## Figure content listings
..........

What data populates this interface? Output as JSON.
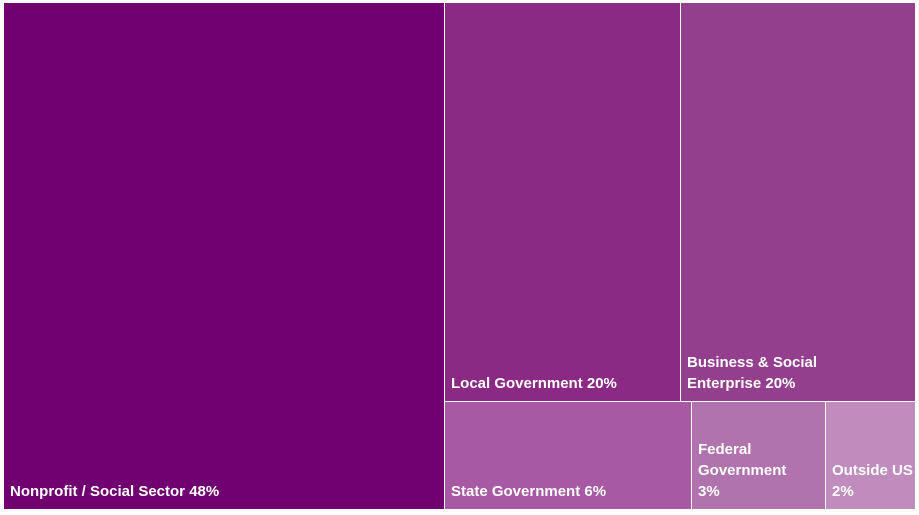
{
  "chart_data": {
    "type": "treemap",
    "title": "",
    "items": [
      {
        "label": "Nonprofit / Social Sector",
        "percent_text": "48%",
        "value": 48,
        "color": "#710070"
      },
      {
        "label": "Local Government",
        "percent_text": "20%",
        "value": 20,
        "color": "#8a2a85"
      },
      {
        "label": "Business & Social Enterprise",
        "percent_text": "20%",
        "value": 20,
        "color": "#933f8d"
      },
      {
        "label": "State Government",
        "percent_text": "6%",
        "value": 6,
        "color": "#a75aa3"
      },
      {
        "label": "Federal Government",
        "percent_text": "3%",
        "value": 3,
        "color": "#b173ae"
      },
      {
        "label": "Outside US",
        "percent_text": "2%",
        "value": 2,
        "color": "#c08bbd"
      }
    ]
  }
}
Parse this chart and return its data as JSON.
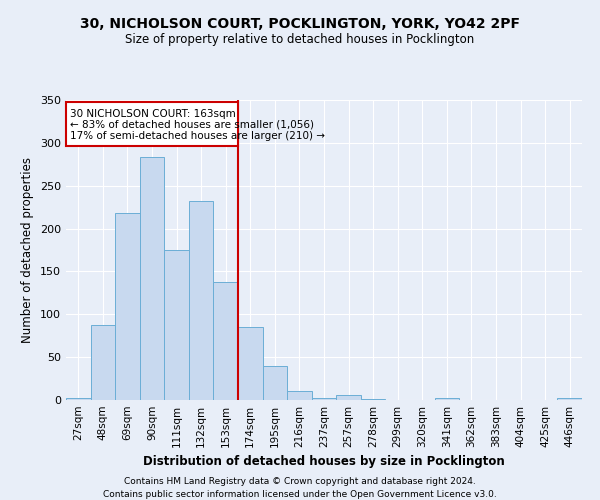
{
  "title1": "30, NICHOLSON COURT, POCKLINGTON, YORK, YO42 2PF",
  "title2": "Size of property relative to detached houses in Pocklington",
  "xlabel": "Distribution of detached houses by size in Pocklington",
  "ylabel": "Number of detached properties",
  "categories": [
    "27sqm",
    "48sqm",
    "69sqm",
    "90sqm",
    "111sqm",
    "132sqm",
    "153sqm",
    "174sqm",
    "195sqm",
    "216sqm",
    "237sqm",
    "257sqm",
    "278sqm",
    "299sqm",
    "320sqm",
    "341sqm",
    "362sqm",
    "383sqm",
    "404sqm",
    "425sqm",
    "446sqm"
  ],
  "values": [
    2,
    87,
    218,
    284,
    175,
    232,
    138,
    85,
    40,
    10,
    2,
    6,
    1,
    0,
    0,
    2,
    0,
    0,
    0,
    0,
    2
  ],
  "bar_color": "#c8d9ef",
  "bar_edge_color": "#6baed6",
  "annotation_text_line1": "30 NICHOLSON COURT: 163sqm",
  "annotation_text_line2": "← 83% of detached houses are smaller (1,056)",
  "annotation_text_line3": "17% of semi-detached houses are larger (210) →",
  "box_color": "#cc0000",
  "vline_color": "#cc0000",
  "ylim": [
    0,
    350
  ],
  "yticks": [
    0,
    50,
    100,
    150,
    200,
    250,
    300,
    350
  ],
  "bg_color": "#e8eef8",
  "grid_color": "#ffffff",
  "footer1": "Contains HM Land Registry data © Crown copyright and database right 2024.",
  "footer2": "Contains public sector information licensed under the Open Government Licence v3.0."
}
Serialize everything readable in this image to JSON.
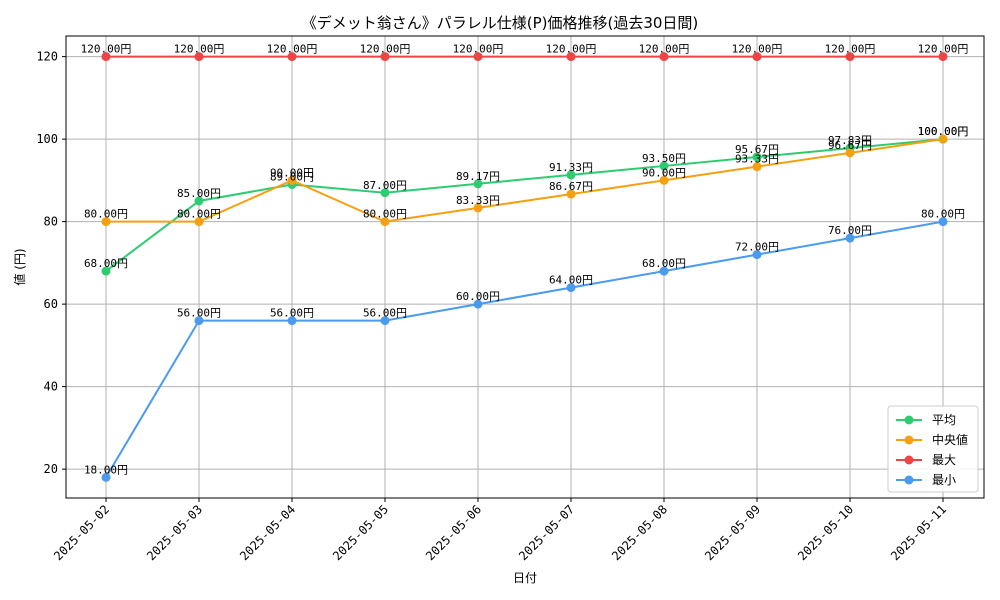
{
  "chart_data": {
    "type": "line",
    "title": "《デメット翁さん》パラレル仕様(P)価格推移(過去30日間)",
    "xlabel": "日付",
    "ylabel": "値 (円)",
    "unit_suffix": "円",
    "categories": [
      "2025-05-02",
      "2025-05-03",
      "2025-05-04",
      "2025-05-05",
      "2025-05-06",
      "2025-05-07",
      "2025-05-08",
      "2025-05-09",
      "2025-05-10",
      "2025-05-11"
    ],
    "ylim": [
      13,
      125
    ],
    "yticks": [
      20,
      40,
      60,
      80,
      100,
      120
    ],
    "grid": true,
    "legend_position": "lower-right",
    "series": [
      {
        "name": "平均",
        "color": "#2ecc71",
        "values": [
          68.0,
          85.0,
          89.0,
          87.0,
          89.17,
          91.33,
          93.5,
          95.67,
          97.83,
          100.0
        ]
      },
      {
        "name": "中央値",
        "color": "#f5a00f",
        "values": [
          80.0,
          80.0,
          90.0,
          80.0,
          83.33,
          86.67,
          90.0,
          93.33,
          96.67,
          100.0
        ]
      },
      {
        "name": "最大",
        "color": "#ef4444",
        "values": [
          120.0,
          120.0,
          120.0,
          120.0,
          120.0,
          120.0,
          120.0,
          120.0,
          120.0,
          120.0
        ]
      },
      {
        "name": "最小",
        "color": "#4a9af0",
        "values": [
          18.0,
          56.0,
          56.0,
          56.0,
          60.0,
          64.0,
          68.0,
          72.0,
          76.0,
          80.0
        ]
      }
    ]
  }
}
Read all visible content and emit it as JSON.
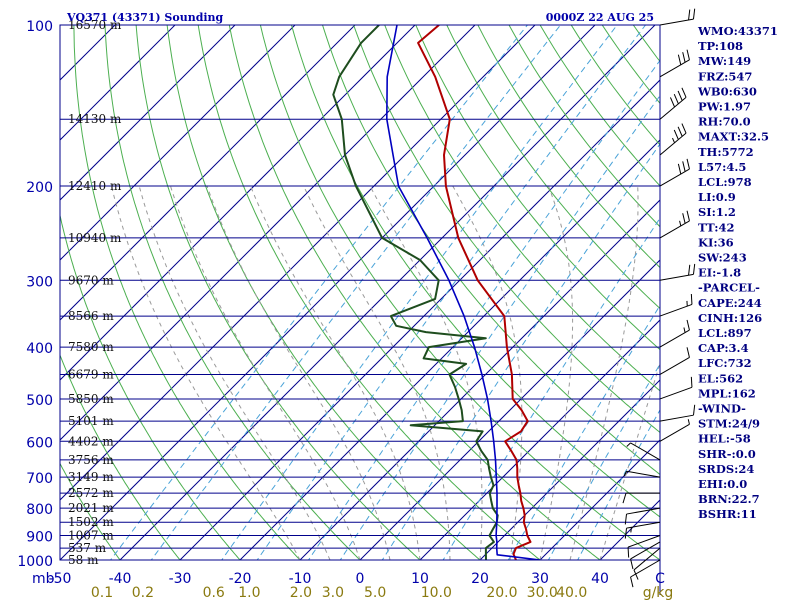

..........

## Aim
Locate all lines in the listing above with the word "Government" and copy them.

## Task result
        "label": "Local Government",
        "label": "State Government",
        "label": "Federal Government",
  "footer2": "Contains public sector information licensed under the Open Government Licence v3.0."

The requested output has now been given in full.